Determine the number of lines in the data that include the word "type", and write only that number.

════════

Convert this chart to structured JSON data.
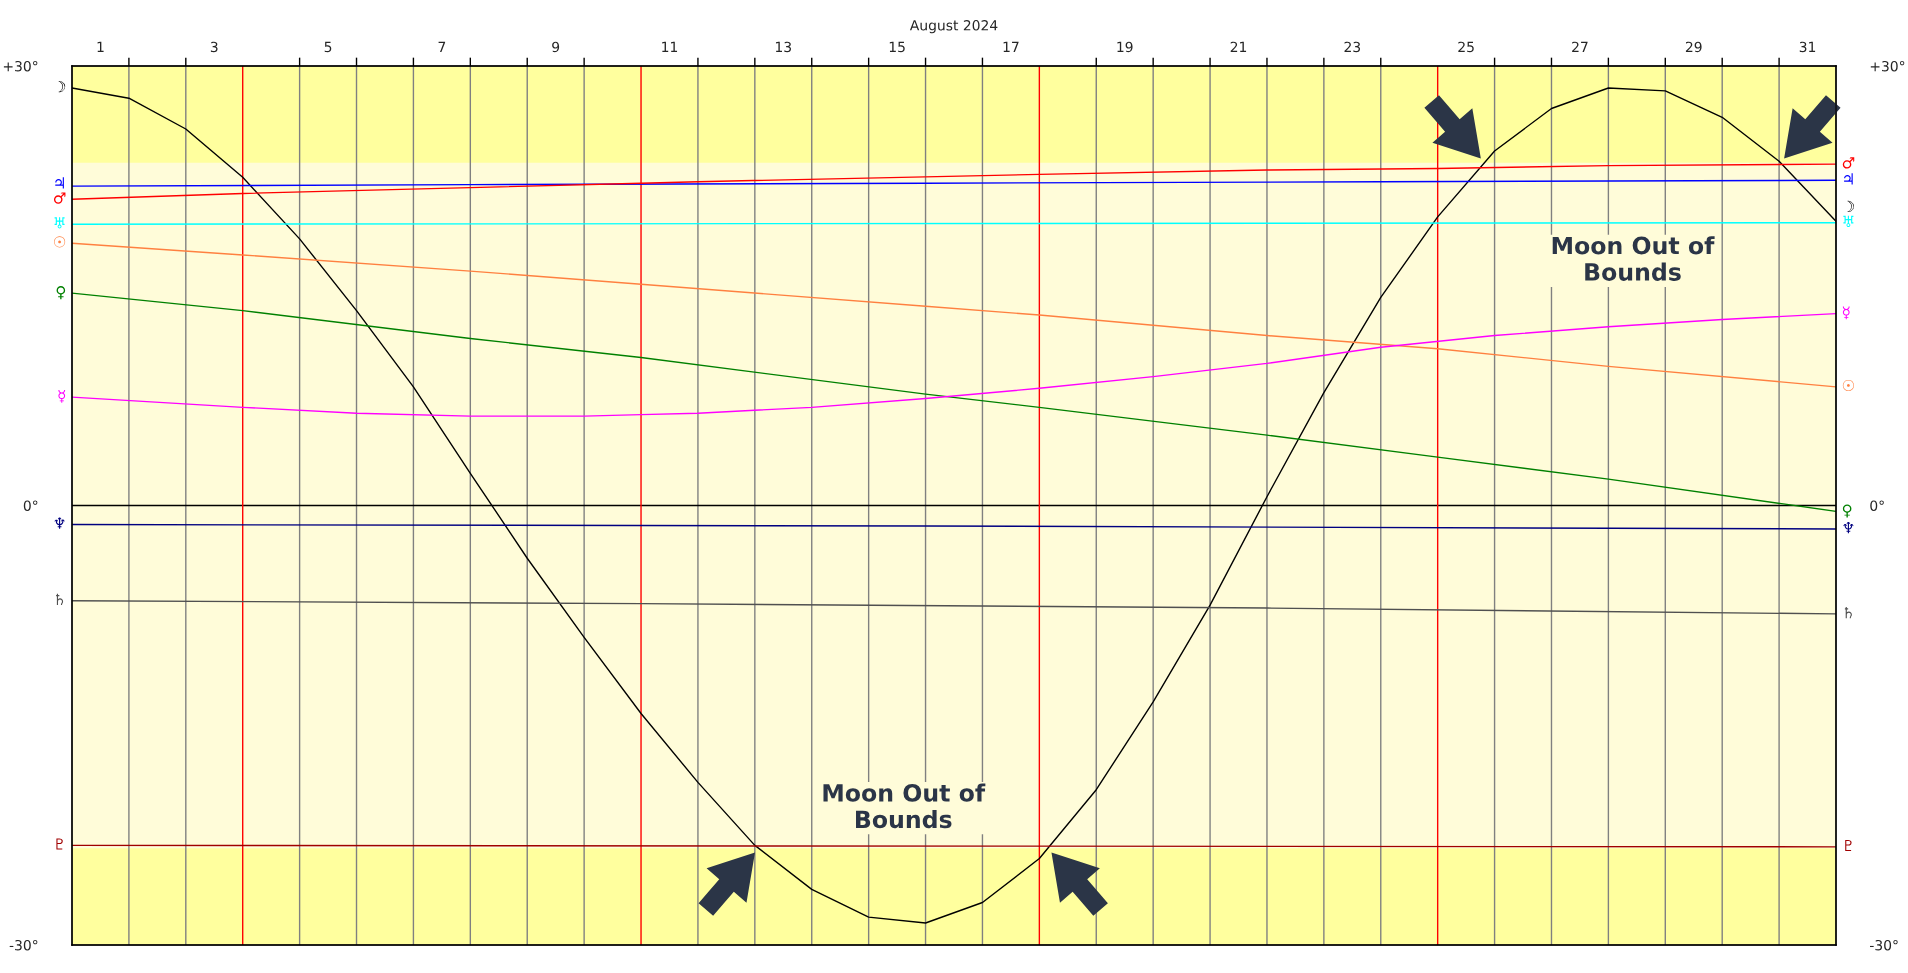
{
  "chart_data": {
    "type": "line",
    "xlabel": "August 2024",
    "xlim": [
      1,
      32
    ],
    "xticks": [
      {
        "value": 1.5,
        "label": "1"
      },
      {
        "value": 2,
        "label": null
      },
      {
        "value": 3,
        "label": null
      },
      {
        "value": 3.5,
        "label": "3"
      },
      {
        "value": 5,
        "label": null
      },
      {
        "value": 5.5,
        "label": "5"
      },
      {
        "value": 6,
        "label": null
      },
      {
        "value": 7,
        "label": null
      },
      {
        "value": 7.5,
        "label": "7"
      },
      {
        "value": 8,
        "label": null
      },
      {
        "value": 9,
        "label": null
      },
      {
        "value": 9.5,
        "label": "9"
      },
      {
        "value": 10,
        "label": null
      },
      {
        "value": 11.5,
        "label": "11"
      },
      {
        "value": 12,
        "label": null
      },
      {
        "value": 13,
        "label": null
      },
      {
        "value": 13.5,
        "label": "13"
      },
      {
        "value": 14,
        "label": null
      },
      {
        "value": 15,
        "label": null
      },
      {
        "value": 15.5,
        "label": "15"
      },
      {
        "value": 16,
        "label": null
      },
      {
        "value": 17,
        "label": null
      },
      {
        "value": 17.5,
        "label": "17"
      },
      {
        "value": 19,
        "label": null
      },
      {
        "value": 19.5,
        "label": "19"
      },
      {
        "value": 20,
        "label": null
      },
      {
        "value": 21,
        "label": null
      },
      {
        "value": 21.5,
        "label": "21"
      },
      {
        "value": 22,
        "label": null
      },
      {
        "value": 23,
        "label": null
      },
      {
        "value": 23.5,
        "label": "23"
      },
      {
        "value": 24,
        "label": null
      },
      {
        "value": 25.5,
        "label": "25"
      },
      {
        "value": 26,
        "label": null
      },
      {
        "value": 27,
        "label": null
      },
      {
        "value": 27.5,
        "label": "27"
      },
      {
        "value": 28,
        "label": null
      },
      {
        "value": 29,
        "label": null
      },
      {
        "value": 29.5,
        "label": "29"
      },
      {
        "value": 30,
        "label": null
      },
      {
        "value": 31,
        "label": null
      },
      {
        "value": 31.5,
        "label": "31"
      }
    ],
    "ylim": [
      -30,
      30
    ],
    "yticks": [
      {
        "value": 30,
        "label": "+30°"
      },
      {
        "value": 0,
        "label": "0°"
      },
      {
        "value": -30,
        "label": "-30°"
      }
    ],
    "y2lim": [
      -30,
      30
    ],
    "y2ticks": [
      {
        "value": 30,
        "label": "+30°"
      },
      {
        "value": 0,
        "label": "0°"
      },
      {
        "value": -30,
        "label": "-30°"
      }
    ],
    "grid": "x",
    "bands": [
      {
        "axis": "y",
        "from": 23.4,
        "to": 30,
        "color": "#ffff9e"
      },
      {
        "axis": "y",
        "from": -30,
        "to": -23.4,
        "color": "#ffff9e"
      }
    ],
    "ref_lines": [
      {
        "axis": "y",
        "value": 0,
        "color": "#000000"
      },
      {
        "axis": "x",
        "value": 4,
        "color": "#ff0000"
      },
      {
        "axis": "x",
        "value": 11,
        "color": "#ff0000"
      },
      {
        "axis": "x",
        "value": 18,
        "color": "#ff0000"
      },
      {
        "axis": "x",
        "value": 25,
        "color": "#ff0000"
      }
    ],
    "series": [
      {
        "name": "☽",
        "color": "#000000",
        "x": [
          1,
          2,
          3,
          4,
          5,
          6,
          7,
          8,
          9,
          10,
          11,
          12,
          13,
          14,
          15,
          16,
          17,
          18,
          19,
          20,
          21,
          22,
          23,
          24,
          25,
          26,
          27,
          28,
          29,
          30,
          31,
          32
        ],
        "values": [
          28.5,
          27.8,
          25.7,
          22.4,
          18.2,
          13.3,
          8.1,
          2.2,
          -3.6,
          -9.0,
          -14.2,
          -18.9,
          -23.2,
          -26.2,
          -28.1,
          -28.5,
          -27.1,
          -24.1,
          -19.4,
          -13.4,
          -6.8,
          0.6,
          7.7,
          14.2,
          19.7,
          24.2,
          27.1,
          28.5,
          28.3,
          26.5,
          23.5,
          19.4
        ]
      },
      {
        "name": "♃",
        "color": "#0000ff",
        "x": [
          1,
          8,
          16,
          24,
          32
        ],
        "values": [
          21.8,
          21.9,
          22.0,
          22.1,
          22.2
        ]
      },
      {
        "name": "♂",
        "color": "#ff0000",
        "x": [
          1,
          4,
          8,
          11,
          12,
          18,
          22,
          25,
          28,
          32
        ],
        "values": [
          20.9,
          21.3,
          21.7,
          22.0,
          22.1,
          22.6,
          22.9,
          23.0,
          23.2,
          23.3
        ]
      },
      {
        "name": "♅",
        "color": "#00ffff",
        "x": [
          1,
          32
        ],
        "values": [
          19.2,
          19.3
        ]
      },
      {
        "name": "☉",
        "color": "#ff8040",
        "x": [
          1,
          4,
          8,
          11,
          16,
          18,
          22,
          25,
          28,
          32
        ],
        "values": [
          17.9,
          17.1,
          16.0,
          15.1,
          13.6,
          13.0,
          11.6,
          10.7,
          9.5,
          8.1
        ]
      },
      {
        "name": "♀",
        "color": "#008000",
        "x": [
          1,
          4,
          8,
          11,
          16,
          18,
          22,
          25,
          28,
          32
        ],
        "values": [
          14.5,
          13.3,
          11.4,
          10.1,
          7.6,
          6.7,
          4.8,
          3.3,
          1.8,
          -0.4
        ]
      },
      {
        "name": "☿",
        "color": "#ff00ff",
        "x": [
          1,
          4,
          6,
          8,
          10,
          11,
          12,
          14,
          16,
          18,
          20,
          22,
          24,
          26,
          28,
          30,
          32
        ],
        "values": [
          7.4,
          6.7,
          6.3,
          6.1,
          6.1,
          6.2,
          6.3,
          6.7,
          7.3,
          8.0,
          8.8,
          9.7,
          10.8,
          11.6,
          12.2,
          12.7,
          13.1
        ]
      },
      {
        "name": "♆",
        "color": "#000080",
        "x": [
          1,
          16,
          32
        ],
        "values": [
          -1.3,
          -1.4,
          -1.6
        ]
      },
      {
        "name": "♄",
        "color": "#505050",
        "x": [
          1,
          11,
          22,
          32
        ],
        "values": [
          -6.5,
          -6.7,
          -7.0,
          -7.4
        ]
      },
      {
        "name": "♇",
        "color": "#a00000",
        "x": [
          1,
          32
        ],
        "values": [
          -23.2,
          -23.3
        ]
      }
    ],
    "annotations": [
      "Moon Out of\nBounds",
      "Moon Out of\nBounds"
    ]
  }
}
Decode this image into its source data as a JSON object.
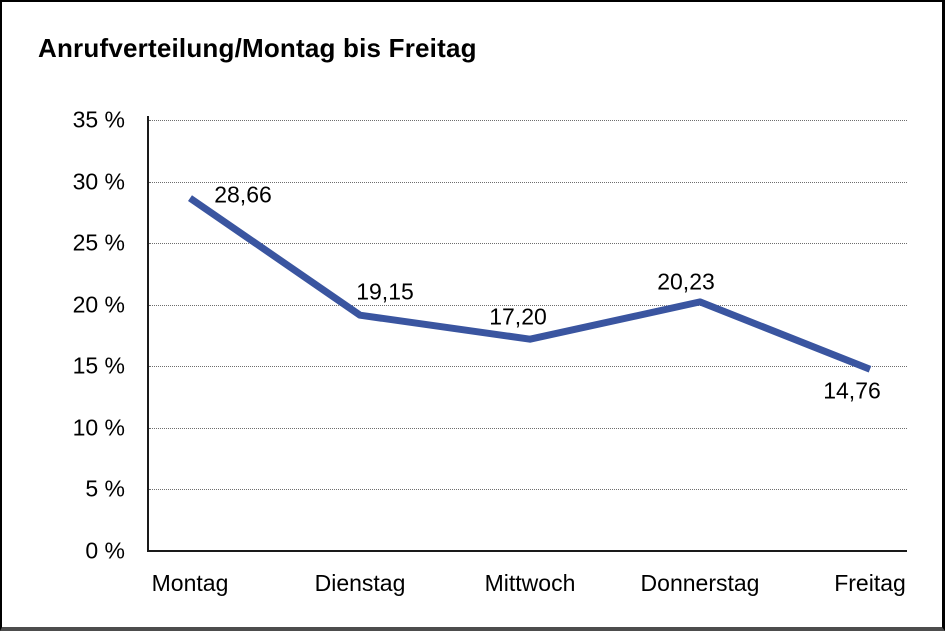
{
  "chart_data": {
    "type": "line",
    "title": "Anrufverteilung/Montag bis Freitag",
    "categories": [
      "Montag",
      "Dienstag",
      "Mittwoch",
      "Donnerstag",
      "Freitag"
    ],
    "values": [
      28.66,
      19.15,
      17.2,
      20.23,
      14.76
    ],
    "point_labels": [
      "28,66",
      "19,15",
      "17,20",
      "20,23",
      "14,76"
    ],
    "y_ticks": [
      "0 %",
      "5 %",
      "10 %",
      "15 %",
      "20 %",
      "25 %",
      "30 %",
      "35 %"
    ],
    "ylim": [
      0,
      35
    ],
    "y_tick_step": 5,
    "xlabel": "",
    "ylabel": "",
    "legend": "none",
    "grid": "horizontal-dotted",
    "line_color": "#3A55A0",
    "text_color": "#000000"
  }
}
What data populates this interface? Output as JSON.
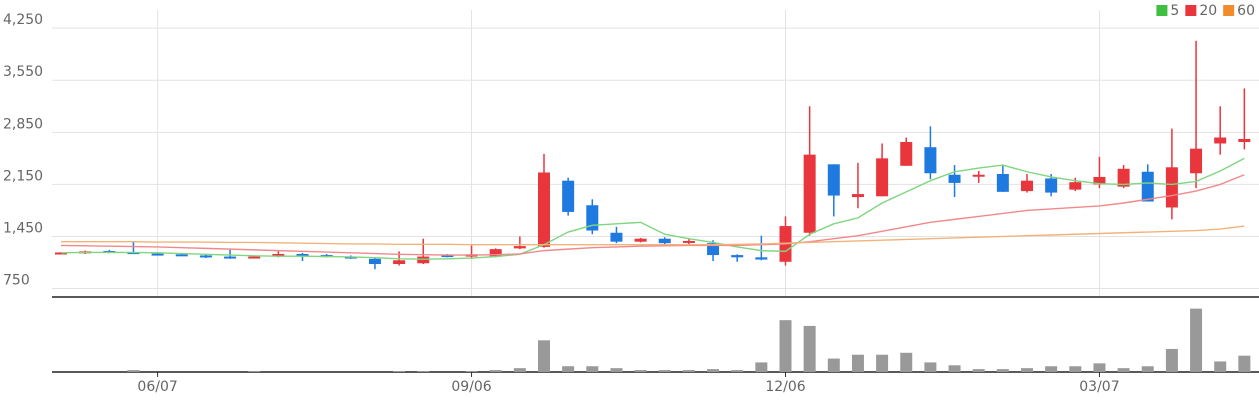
{
  "chart_data": {
    "type": "candlestick",
    "categories": [
      null,
      null,
      null,
      null,
      "06/07",
      null,
      null,
      null,
      null,
      null,
      null,
      null,
      null,
      null,
      null,
      null,
      null,
      "09/06",
      null,
      null,
      null,
      null,
      null,
      null,
      null,
      null,
      null,
      null,
      null,
      null,
      "12/06",
      null,
      null,
      null,
      null,
      null,
      null,
      null,
      null,
      null,
      null,
      null,
      null,
      "03/07",
      null,
      null,
      null,
      null,
      null,
      null
    ],
    "open": [
      1220,
      1225,
      1255,
      1240,
      1220,
      1210,
      1195,
      1180,
      1165,
      1180,
      1215,
      1200,
      1180,
      1150,
      1080,
      1090,
      1200,
      1180,
      1180,
      1290,
      1310,
      2200,
      1870,
      1500,
      1380,
      1420,
      1370,
      1360,
      1200,
      1170,
      1110,
      1500,
      2420,
      1980,
      1990,
      2400,
      2650,
      2280,
      2260,
      2290,
      2060,
      2230,
      2080,
      2150,
      2120,
      2320,
      1840,
      2300,
      2700,
      2720
    ],
    "high": [
      1240,
      1260,
      1270,
      1380,
      1235,
      1225,
      1210,
      1280,
      1195,
      1260,
      1230,
      1215,
      1195,
      1160,
      1250,
      1420,
      1215,
      1330,
      1290,
      1450,
      2560,
      2240,
      1950,
      1580,
      1430,
      1440,
      1420,
      1400,
      1210,
      1460,
      1720,
      3200,
      2420,
      2440,
      2700,
      2780,
      2930,
      2410,
      2330,
      2410,
      2290,
      2290,
      2240,
      2520,
      2410,
      2420,
      2900,
      4080,
      3200,
      3440
    ],
    "low": [
      1215,
      1215,
      1225,
      1215,
      1200,
      1185,
      1160,
      1150,
      1155,
      1170,
      1120,
      1170,
      1150,
      1010,
      1060,
      1080,
      1170,
      1150,
      1170,
      1280,
      1300,
      1730,
      1480,
      1360,
      1370,
      1320,
      1340,
      1120,
      1110,
      1130,
      1060,
      1460,
      1720,
      1830,
      1990,
      2400,
      2220,
      1980,
      2170,
      2050,
      2040,
      1990,
      2060,
      2100,
      2100,
      1920,
      1680,
      2100,
      2550,
      2620
    ],
    "close": [
      1235,
      1250,
      1235,
      1225,
      1205,
      1195,
      1170,
      1160,
      1180,
      1215,
      1185,
      1180,
      1165,
      1080,
      1130,
      1180,
      1180,
      1210,
      1280,
      1320,
      2310,
      1780,
      1530,
      1380,
      1420,
      1360,
      1390,
      1200,
      1170,
      1140,
      1590,
      2550,
      2000,
      2020,
      2500,
      2720,
      2300,
      2170,
      2280,
      2050,
      2200,
      2040,
      2180,
      2250,
      2360,
      1920,
      2380,
      2630,
      2780,
      2760
    ],
    "up_color": "#e8363c",
    "down_color": "#1f7ae0",
    "moving_averages": [
      {
        "name": "5",
        "color": "#3fbf3f",
        "line_color": "#7fd67f",
        "values": [
          1230,
          1235,
          1235,
          1235,
          1230,
          1220,
          1210,
          1200,
          1190,
          1185,
          1185,
          1180,
          1175,
          1165,
          1150,
          1145,
          1150,
          1160,
          1180,
          1210,
          1340,
          1510,
          1600,
          1620,
          1640,
          1480,
          1420,
          1370,
          1310,
          1260,
          1250,
          1480,
          1620,
          1700,
          1900,
          2050,
          2200,
          2320,
          2370,
          2410,
          2320,
          2250,
          2200,
          2160,
          2150,
          2170,
          2150,
          2190,
          2330,
          2500
        ]
      },
      {
        "name": "20",
        "color": "#e8363c",
        "line_color": "#f08a8a",
        "values": [
          1330,
          1325,
          1320,
          1315,
          1310,
          1300,
          1290,
          1280,
          1270,
          1260,
          1250,
          1240,
          1230,
          1220,
          1210,
          1205,
          1200,
          1200,
          1205,
          1215,
          1260,
          1280,
          1300,
          1310,
          1320,
          1325,
          1330,
          1330,
          1330,
          1340,
          1350,
          1380,
          1420,
          1460,
          1520,
          1580,
          1640,
          1680,
          1720,
          1760,
          1800,
          1820,
          1840,
          1860,
          1900,
          1950,
          2000,
          2060,
          2150,
          2280
        ]
      },
      {
        "name": "60",
        "color": "#f08c2c",
        "line_color": "#f4b27a",
        "values": [
          1380,
          1380,
          1380,
          1380,
          1375,
          1375,
          1375,
          1370,
          1370,
          1365,
          1360,
          1355,
          1350,
          1350,
          1345,
          1345,
          1345,
          1340,
          1340,
          1340,
          1340,
          1340,
          1340,
          1340,
          1340,
          1340,
          1340,
          1340,
          1345,
          1350,
          1360,
          1370,
          1380,
          1390,
          1400,
          1410,
          1420,
          1430,
          1440,
          1450,
          1460,
          1470,
          1480,
          1490,
          1500,
          1510,
          1520,
          1530,
          1550,
          1590
        ]
      }
    ],
    "volume": {
      "color": "#999999",
      "ylim": [
        0,
        75
      ],
      "values": [
        0,
        0,
        0,
        2,
        0,
        0,
        0,
        0,
        1,
        0,
        0,
        0,
        0,
        0,
        1,
        1,
        0,
        1,
        2,
        4,
        33,
        6,
        6,
        4,
        2,
        2,
        2,
        3,
        2,
        10,
        54,
        48,
        14,
        18,
        18,
        20,
        10,
        7,
        3,
        3,
        4,
        6,
        6,
        9,
        4,
        6,
        24,
        66,
        11,
        17
      ]
    },
    "ylim": [
      650,
      4400
    ],
    "yticks": [
      750,
      {
        "value": 1450,
        "label": "1,450"
      },
      {
        "value": 2150,
        "label": "2,150"
      },
      {
        "value": 2850,
        "label": "2,850"
      },
      {
        "value": 3550,
        "label": "3,550"
      },
      {
        "value": 4250,
        "label": "4,250"
      }
    ],
    "grid": true,
    "legend": "top-right"
  }
}
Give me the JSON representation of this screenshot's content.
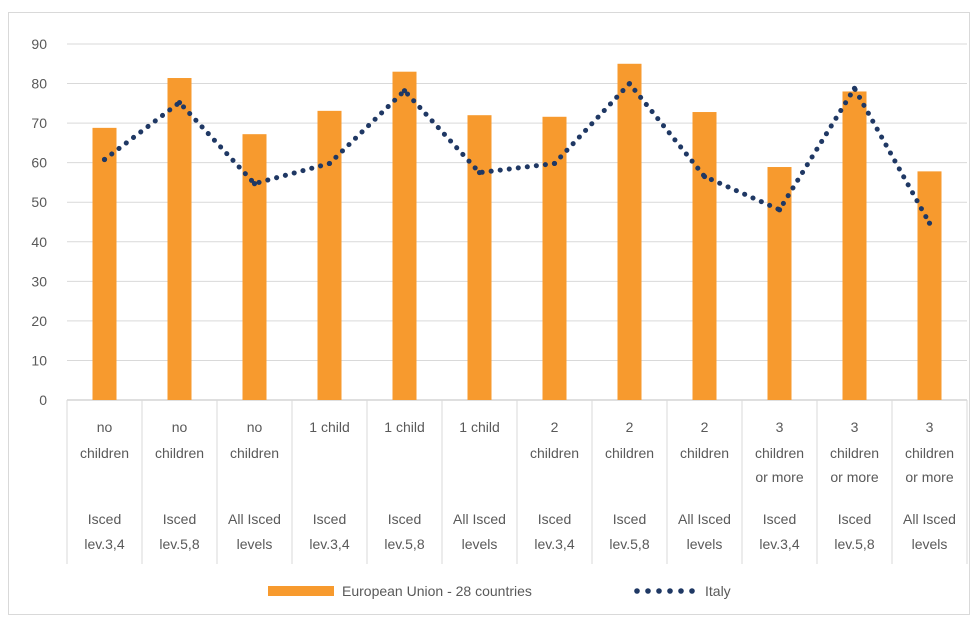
{
  "chart_data": {
    "type": "bar",
    "ylim": [
      0,
      90
    ],
    "yticks": [
      0,
      10,
      20,
      30,
      40,
      50,
      60,
      70,
      80,
      90
    ],
    "grid": true,
    "legend_position": "bottom",
    "categories": [
      {
        "line1": "no",
        "line2": "children",
        "line3": "",
        "line4": "Isced",
        "line5": "lev.3,4"
      },
      {
        "line1": "no",
        "line2": "children",
        "line3": "",
        "line4": "Isced",
        "line5": "lev.5,8"
      },
      {
        "line1": "no",
        "line2": "children",
        "line3": "",
        "line4": "All Isced",
        "line5": "levels"
      },
      {
        "line1": "1 child",
        "line2": "",
        "line3": "",
        "line4": "Isced",
        "line5": "lev.3,4"
      },
      {
        "line1": "1 child",
        "line2": "",
        "line3": "",
        "line4": "Isced",
        "line5": "lev.5,8"
      },
      {
        "line1": "1 child",
        "line2": "",
        "line3": "",
        "line4": "All Isced",
        "line5": "levels"
      },
      {
        "line1": "2",
        "line2": "children",
        "line3": "",
        "line4": "Isced",
        "line5": "lev.3,4"
      },
      {
        "line1": "2",
        "line2": "children",
        "line3": "",
        "line4": "Isced",
        "line5": "lev.5,8"
      },
      {
        "line1": "2",
        "line2": "children",
        "line3": "",
        "line4": "All Isced",
        "line5": "levels"
      },
      {
        "line1": "3",
        "line2": "children",
        "line3": "or more",
        "line4": "Isced",
        "line5": "lev.3,4"
      },
      {
        "line1": "3",
        "line2": "children",
        "line3": "or more",
        "line4": "Isced",
        "line5": "lev.5,8"
      },
      {
        "line1": "3",
        "line2": "children",
        "line3": "or more",
        "line4": "All Isced",
        "line5": "levels"
      }
    ],
    "series": [
      {
        "name": "European Union - 28 countries",
        "type": "bar",
        "color": "#f79a2e",
        "values": [
          68.8,
          81.4,
          67.2,
          73.1,
          83.0,
          72.0,
          71.6,
          85.0,
          72.8,
          58.9,
          78.0,
          57.8
        ]
      },
      {
        "name": "Italy",
        "type": "line-dotted",
        "color": "#1f3864",
        "values": [
          60.8,
          75.2,
          54.7,
          59.8,
          78.2,
          57.5,
          59.8,
          80.0,
          56.5,
          48.1,
          78.8,
          44.7
        ]
      }
    ]
  }
}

════════

* **Result for this exercise**:
6